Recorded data
----------

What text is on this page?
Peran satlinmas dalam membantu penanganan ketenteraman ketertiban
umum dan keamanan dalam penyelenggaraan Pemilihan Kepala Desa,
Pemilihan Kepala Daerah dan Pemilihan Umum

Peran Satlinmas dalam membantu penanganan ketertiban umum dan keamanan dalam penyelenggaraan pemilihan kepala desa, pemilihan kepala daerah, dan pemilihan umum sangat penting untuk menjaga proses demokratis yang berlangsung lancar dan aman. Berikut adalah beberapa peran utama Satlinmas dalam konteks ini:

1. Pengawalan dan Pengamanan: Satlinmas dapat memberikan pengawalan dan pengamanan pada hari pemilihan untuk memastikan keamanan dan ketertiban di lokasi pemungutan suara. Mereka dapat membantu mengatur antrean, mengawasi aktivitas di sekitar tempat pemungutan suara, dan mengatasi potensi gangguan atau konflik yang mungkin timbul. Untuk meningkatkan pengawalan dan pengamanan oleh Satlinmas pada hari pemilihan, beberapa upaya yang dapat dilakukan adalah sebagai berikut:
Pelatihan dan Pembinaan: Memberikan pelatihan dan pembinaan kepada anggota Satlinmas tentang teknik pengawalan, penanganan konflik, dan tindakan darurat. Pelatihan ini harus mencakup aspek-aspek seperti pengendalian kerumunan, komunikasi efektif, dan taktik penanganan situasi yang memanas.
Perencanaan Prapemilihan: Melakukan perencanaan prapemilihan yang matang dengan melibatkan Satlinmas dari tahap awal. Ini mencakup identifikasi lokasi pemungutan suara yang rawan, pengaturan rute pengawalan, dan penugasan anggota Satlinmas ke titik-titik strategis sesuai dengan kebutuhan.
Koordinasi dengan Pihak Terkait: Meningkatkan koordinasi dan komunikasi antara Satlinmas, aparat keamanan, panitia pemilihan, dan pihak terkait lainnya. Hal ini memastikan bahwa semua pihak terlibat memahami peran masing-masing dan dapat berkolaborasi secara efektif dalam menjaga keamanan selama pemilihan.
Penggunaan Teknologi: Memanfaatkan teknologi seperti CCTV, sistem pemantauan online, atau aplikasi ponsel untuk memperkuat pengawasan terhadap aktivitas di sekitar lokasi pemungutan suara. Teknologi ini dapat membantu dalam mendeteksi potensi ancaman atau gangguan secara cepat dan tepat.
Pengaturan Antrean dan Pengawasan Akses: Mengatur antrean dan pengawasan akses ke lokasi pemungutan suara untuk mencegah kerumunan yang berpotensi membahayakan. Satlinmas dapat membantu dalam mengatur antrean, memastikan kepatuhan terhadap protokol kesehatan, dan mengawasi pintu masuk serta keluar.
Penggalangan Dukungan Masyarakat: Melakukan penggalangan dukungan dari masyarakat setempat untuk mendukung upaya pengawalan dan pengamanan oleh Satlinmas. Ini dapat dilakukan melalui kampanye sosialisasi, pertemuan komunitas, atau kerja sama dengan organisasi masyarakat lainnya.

----------

§ WRITTEN EXERCISE: In full and verbatim, repeat the records given above.

§ WRITTEN RESPONSE:
What text is on this page?
Peran satlinmas dalam membantu penanganan ketenteraman ketertiban
umum dan keamanan dalam penyelenggaraan Pemilihan Kepala Desa,
Pemilihan Kepala Daerah dan Pemilihan Umum

Peran Satlinmas dalam membantu penanganan ketertiban umum dan keamanan dalam penyelenggaraan pemilihan kepala desa, pemilihan kepala daerah, dan pemilihan umum sangat penting untuk menjaga proses demokratis yang berlangsung lancar dan aman. Berikut adalah beberapa peran utama Satlinmas dalam konteks ini:

1. Pengawalan dan Pengamanan: Satlinmas dapat memberikan pengawalan dan pengamanan pada hari pemilihan untuk memastikan keamanan dan ketertiban di lokasi pemungutan suara. Mereka dapat membantu mengatur antrean, mengawasi aktivitas di sekitar tempat pemungutan suara, dan mengatasi potensi gangguan atau konflik yang mungkin timbul. Untuk meningkatkan pengawalan dan pengamanan oleh Satlinmas pada hari pemilihan, beberapa upaya yang dapat dilakukan adalah sebagai berikut:
Pelatihan dan Pembinaan: Memberikan pelatihan dan pembinaan kepada anggota Satlinmas tentang teknik pengawalan, penanganan konflik, dan tindakan darurat. Pelatihan ini harus mencakup aspek-aspek seperti pengendalian kerumunan, komunikasi efektif, dan taktik penanganan situasi yang memanas.
Perencanaan Prapemilihan: Melakukan perencanaan prapemilihan yang matang dengan melibatkan Satlinmas dari tahap awal. Ini mencakup identifikasi lokasi pemungutan suara yang rawan, pengaturan rute pengawalan, dan penugasan anggota Satlinmas ke titik-titik strategis sesuai dengan kebutuhan.
Koordinasi dengan Pihak Terkait: Meningkatkan koordinasi dan komunikasi antara Satlinmas, aparat keamanan, panitia pemilihan, dan pihak terkait lainnya. Hal ini memastikan bahwa semua pihak terlibat memahami peran masing-masing dan dapat berkolaborasi secara efektif dalam menjaga keamanan selama pemilihan.
Penggunaan Teknologi: Memanfaatkan teknologi seperti CCTV, sistem pemantauan online, atau aplikasi ponsel untuk memperkuat pengawasan terhadap aktivitas di sekitar lokasi pemungutan suara. Teknologi ini dapat membantu dalam mendeteksi potensi ancaman atau gangguan secara cepat dan tepat.
Pengaturan Antrean dan Pengawasan Akses: Mengatur antrean dan pengawasan akses ke lokasi pemungutan suara untuk mencegah kerumunan yang berpotensi membahayakan. Satlinmas dapat membantu dalam mengatur antrean, memastikan kepatuhan terhadap protokol kesehatan, dan mengawasi pintu masuk serta keluar.
Penggalangan Dukungan Masyarakat: Melakukan penggalangan dukungan dari masyarakat setempat untuk mendukung upaya pengawalan dan pengamanan oleh Satlinmas. Ini dapat dilakukan melalui kampanye sosialisasi, pertemuan komunitas, atau kerja sama dengan organisasi masyarakat lainnya.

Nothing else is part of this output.